*** Raw data ***
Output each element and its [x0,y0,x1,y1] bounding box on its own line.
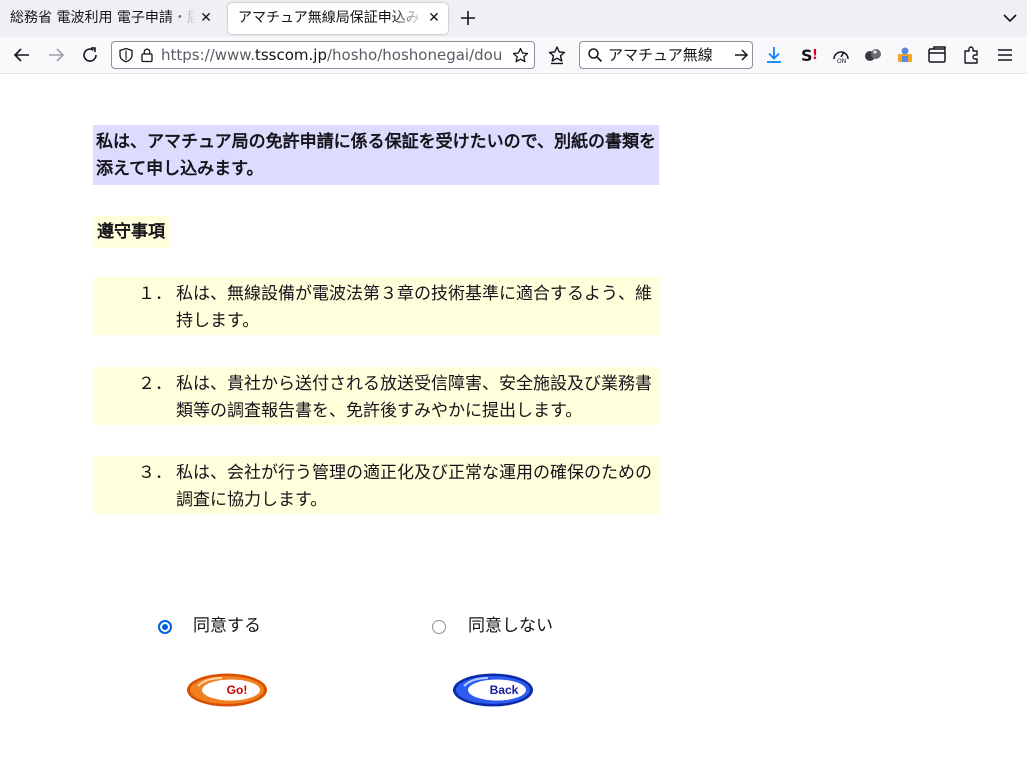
list-item: １． 私は、無線設備が電波法第３章の技術基準に適合するよう、維持します。 [93,277,659,335]
back-button-label: Back [490,683,519,697]
list-item: ２． 私は、貴社から送付される放送受信障害、安全施設及び業務書類等の調査報告書を… [93,367,659,425]
disagree-label[interactable]: 同意しない [468,614,553,638]
nav-toolbar: https://www.tsscom.jp/hosho/hoshonegai/d… [0,37,1027,74]
url-text: https://www.tsscom.jp/hosho/hoshonegai/d… [161,42,506,68]
shield-icon[interactable] [118,47,134,63]
url-host: tsscom.jp [254,46,327,64]
new-tab-icon[interactable] [457,5,479,31]
search-query[interactable]: アマチュア無線 [608,42,732,68]
intro-statement: 私は、アマチュア局の免許申請に係る保証を受けたいので、別紙の書類を添えて申し込み… [93,125,659,185]
tab-soumu[interactable]: 総務省 電波利用 電子申請・届 ✕ [0,3,220,34]
page-content: 私は、アマチュア局の免許申請に係る保証を受けたいので、別紙の書類を添えて申し込み… [0,74,1027,764]
address-bar[interactable]: https://www.tsscom.jp/hosho/hoshonegai/d… [111,41,535,69]
list-item: ３． 私は、会社が行う管理の適正化及び正常な運用の確保のための調査に協力します。 [93,456,659,514]
svg-text:S: S [801,46,813,65]
tab-strip: 総務省 電波利用 電子申請・届 ✕ アマチュア無線局保証申込み ✕ [0,0,1027,37]
extension-puzzle-person-icon[interactable] [893,43,917,67]
go-arrow-icon[interactable] [733,47,749,63]
extensions-puzzle-icon[interactable] [959,43,983,67]
back-button[interactable]: Back [452,672,534,708]
item-number: １． [138,284,172,304]
svg-text:!: ! [812,48,818,63]
extension-balls-icon[interactable] [861,43,885,67]
disagree-option[interactable]: 同意しない [432,614,572,638]
tab-title: 総務省 電波利用 電子申請・届 [10,10,196,26]
reader-add-icon[interactable] [545,43,569,67]
tab-amateur-hosho[interactable]: アマチュア無線局保証申込み ✕ [228,3,448,34]
item-text: 私は、会社が行う管理の適正化及び正常な運用の確保のための調査に協力します。 [176,463,652,510]
go-button-label: Go! [227,683,248,697]
tab-title: アマチュア無線局保証申込み [238,10,420,26]
disagree-radio[interactable] [432,620,446,634]
close-icon[interactable]: ✕ [198,3,214,34]
forward-arrow-icon[interactable] [44,43,68,67]
agree-option[interactable]: 同意する [158,614,288,638]
menu-hamburger-icon[interactable] [993,43,1017,67]
bookmark-star-icon[interactable] [512,47,529,64]
section-heading: 遵守事項 [93,216,169,248]
item-text: 私は、無線設備が電波法第３章の技術基準に適合するよう、維持します。 [176,284,652,331]
lock-icon[interactable] [139,47,155,63]
chevron-down-icon[interactable] [1000,8,1020,28]
agree-radio[interactable] [158,620,172,634]
search-icon [588,48,603,63]
reload-icon[interactable] [78,43,102,67]
extension-s-icon[interactable]: S ! [797,43,821,67]
url-prefix: https://www. [161,46,255,64]
go-button[interactable]: Go! [186,672,268,708]
agree-label[interactable]: 同意する [193,614,261,638]
extension-speedometer-icon[interactable]: ON [829,43,853,67]
svg-text:ON: ON [837,58,846,65]
url-path: /hosho/hoshonegai/dou [326,46,503,64]
item-number: ２． [138,374,172,394]
close-icon[interactable]: ✕ [426,3,442,34]
container-tab-icon[interactable] [925,43,949,67]
back-arrow-icon[interactable] [10,43,34,67]
item-text: 私は、貴社から送付される放送受信障害、安全施設及び業務書類等の調査報告書を、免許… [176,374,652,421]
download-icon[interactable] [762,43,786,67]
item-number: ３． [138,463,172,483]
search-box[interactable]: アマチュア無線 [579,41,753,69]
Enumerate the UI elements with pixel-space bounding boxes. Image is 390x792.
***
# [What you should do]
Print the records exactly, starting with the line that contains "list-item: １． 私は、無線設備が電波法第３章の技術基準に適合するよう、維持します。" and going on through the line that contains "url-host: tsscom.jp [254,46,327,64]", with both of those lines included.

# [Answer to this problem]
list-item: １． 私は、無線設備が電波法第３章の技術基準に適合するよう、維持します。 [93,277,659,335]
back-button-label: Back [490,683,519,697]
list-item: ２． 私は、貴社から送付される放送受信障害、安全施設及び業務書類等の調査報告書を… [93,367,659,425]
disagree-label[interactable]: 同意しない [468,614,553,638]
nav-toolbar: https://www.tsscom.jp/hosho/hoshonegai/d… [0,37,1027,74]
url-text: https://www.tsscom.jp/hosho/hoshonegai/d… [161,42,506,68]
shield-icon[interactable] [118,47,134,63]
url-host: tsscom.jp [254,46,327,64]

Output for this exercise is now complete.